# [Task statement]
Take the material below and retype it in full; pictures are left out.

# [Material shown]
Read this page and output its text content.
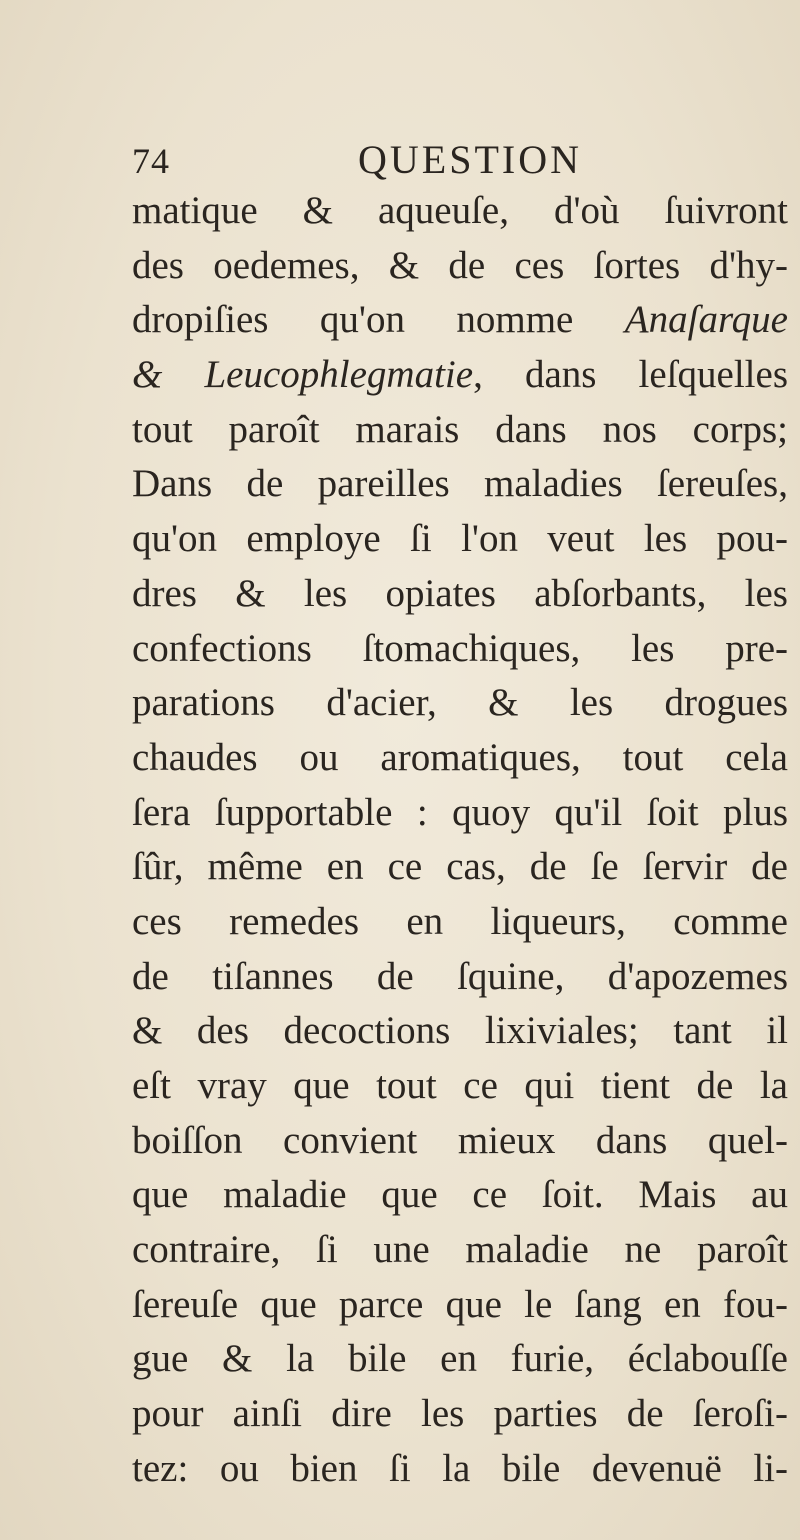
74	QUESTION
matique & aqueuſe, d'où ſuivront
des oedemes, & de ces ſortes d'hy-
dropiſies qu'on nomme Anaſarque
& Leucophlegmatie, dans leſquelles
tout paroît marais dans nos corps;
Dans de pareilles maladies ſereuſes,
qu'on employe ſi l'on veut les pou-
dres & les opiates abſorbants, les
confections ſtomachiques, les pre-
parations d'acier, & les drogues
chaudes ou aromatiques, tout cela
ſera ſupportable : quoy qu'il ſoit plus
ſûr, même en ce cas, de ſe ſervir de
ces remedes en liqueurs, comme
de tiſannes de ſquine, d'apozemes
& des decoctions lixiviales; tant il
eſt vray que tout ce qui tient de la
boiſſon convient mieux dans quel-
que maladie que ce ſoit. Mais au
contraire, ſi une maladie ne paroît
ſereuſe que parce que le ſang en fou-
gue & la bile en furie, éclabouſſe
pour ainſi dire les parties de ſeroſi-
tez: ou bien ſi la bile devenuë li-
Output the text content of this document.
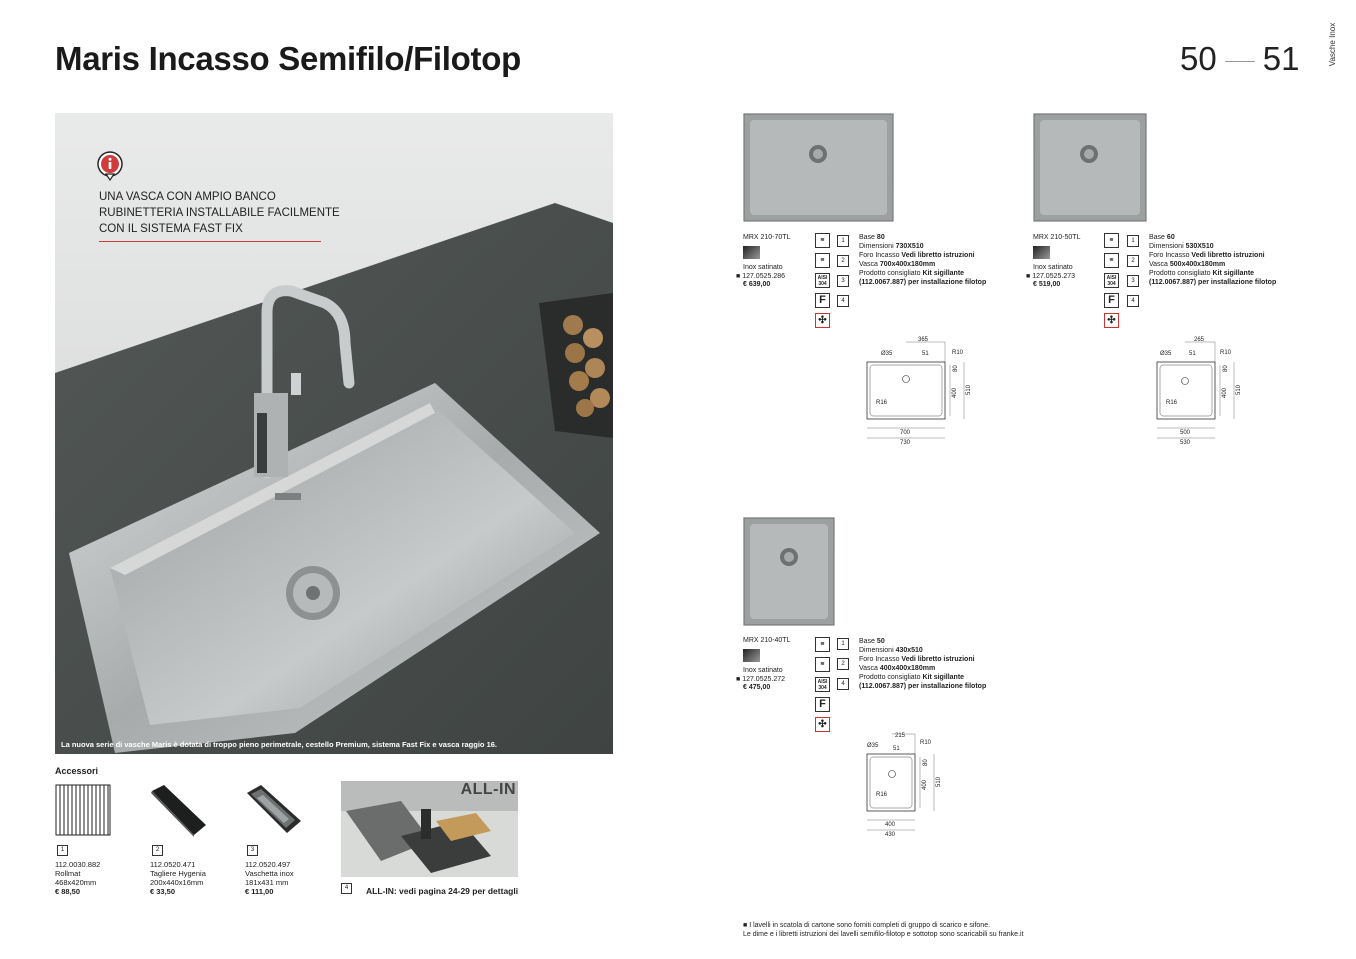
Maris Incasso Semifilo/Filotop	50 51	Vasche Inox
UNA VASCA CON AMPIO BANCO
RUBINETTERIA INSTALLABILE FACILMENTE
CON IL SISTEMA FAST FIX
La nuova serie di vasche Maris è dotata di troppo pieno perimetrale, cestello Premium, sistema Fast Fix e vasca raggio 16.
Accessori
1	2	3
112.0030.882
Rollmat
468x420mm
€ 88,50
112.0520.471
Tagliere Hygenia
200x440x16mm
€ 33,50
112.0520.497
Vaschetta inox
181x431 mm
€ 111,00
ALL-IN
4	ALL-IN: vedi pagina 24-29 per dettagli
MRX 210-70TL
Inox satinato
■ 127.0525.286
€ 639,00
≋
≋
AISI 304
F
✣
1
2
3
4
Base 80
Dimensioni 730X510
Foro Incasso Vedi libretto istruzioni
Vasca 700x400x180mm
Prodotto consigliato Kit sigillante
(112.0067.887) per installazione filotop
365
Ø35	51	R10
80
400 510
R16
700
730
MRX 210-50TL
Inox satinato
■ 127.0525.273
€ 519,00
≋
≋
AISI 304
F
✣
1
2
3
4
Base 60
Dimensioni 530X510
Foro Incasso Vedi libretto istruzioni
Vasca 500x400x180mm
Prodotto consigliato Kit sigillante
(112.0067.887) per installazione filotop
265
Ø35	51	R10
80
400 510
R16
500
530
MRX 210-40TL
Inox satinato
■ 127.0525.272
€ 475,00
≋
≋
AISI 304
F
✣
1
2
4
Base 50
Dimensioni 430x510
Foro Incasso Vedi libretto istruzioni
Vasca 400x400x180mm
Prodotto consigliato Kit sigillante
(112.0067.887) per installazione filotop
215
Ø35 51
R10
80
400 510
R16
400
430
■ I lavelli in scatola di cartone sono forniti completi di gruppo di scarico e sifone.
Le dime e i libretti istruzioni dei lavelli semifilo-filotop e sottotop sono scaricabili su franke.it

# [Written answer]
Read this page and output its text content.
74	QUESTION
matique & aqueuſe, d'où ſuivront
des oedemes, & de ces ſortes d'hy-
dropiſies qu'on nomme Anaſarque
& Leucophlegmatie, dans leſquelles
tout paroît marais dans nos corps;
Dans de pareilles maladies ſereuſes,
qu'on employe ſi l'on veut les pou-
dres & les opiates abſorbants, les
confections ſtomachiques, les pre-
parations d'acier, & les drogues
chaudes ou aromatiques, tout cela
ſera ſupportable : quoy qu'il ſoit plus
ſûr, même en ce cas, de ſe ſervir de
ces remedes en liqueurs, comme
de tiſannes de ſquine, d'apozemes
& des decoctions lixiviales; tant il
eſt vray que tout ce qui tient de la
boiſſon convient mieux dans quel-
que maladie que ce ſoit. Mais au
contraire, ſi une maladie ne paroît
ſereuſe que parce que le ſang en fou-
gue & la bile en furie, éclabouſſe
pour ainſi dire les parties de ſeroſi-
tez: ou bien ſi la bile devenuë li-
Output the text content of this document.
Maris Incasso Semifilo/Filotop	50 51	Vasche Inox
UNA VASCA CON AMPIO BANCO
RUBINETTERIA INSTALLABILE FACILMENTE
CON IL SISTEMA FAST FIX
La nuova serie di vasche Maris è dotata di troppo pieno perimetrale, cestello Premium, sistema Fast Fix e vasca raggio 16.
Accessori
1	2	3
112.0030.882
Rollmat
468x420mm
€ 88,50
112.0520.471
Tagliere Hygenia
200x440x16mm
€ 33,50
112.0520.497
Vaschetta inox
181x431 mm
€ 111,00
ALL-IN
4	ALL-IN: vedi pagina 24-29 per dettagli
MRX 210-70TL
Inox satinato
■ 127.0525.286
€ 639,00
≋
≋
AISI 304
F
✣
1
2
3
4
Base 80
Dimensioni 730X510
Foro Incasso Vedi libretto istruzioni
Vasca 700x400x180mm
Prodotto consigliato Kit sigillante
(112.0067.887) per installazione filotop
365
Ø35	51	R10
80
400 510
R16
700
730
MRX 210-50TL
Inox satinato
■ 127.0525.273
€ 519,00
≋
≋
AISI 304
F
✣
1
2
3
4
Base 60
Dimensioni 530X510
Foro Incasso Vedi libretto istruzioni
Vasca 500x400x180mm
Prodotto consigliato Kit sigillante
(112.0067.887) per installazione filotop
265
Ø35	51	R10
80
400 510
R16
500
530
MRX 210-40TL
Inox satinato
■ 127.0525.272
€ 475,00
≋
≋
AISI 304
F
✣
1
2
4
Base 50
Dimensioni 430x510
Foro Incasso Vedi libretto istruzioni
Vasca 400x400x180mm
Prodotto consigliato Kit sigillante
(112.0067.887) per installazione filotop
215
Ø35 51
R10
80
400 510
R16
400
430
■ I lavelli in scatola di cartone sono forniti completi di gruppo di scarico e sifone.
Le dime e i libretti istruzioni dei lavelli semifilo-filotop e sottotop sono scaricabili su franke.it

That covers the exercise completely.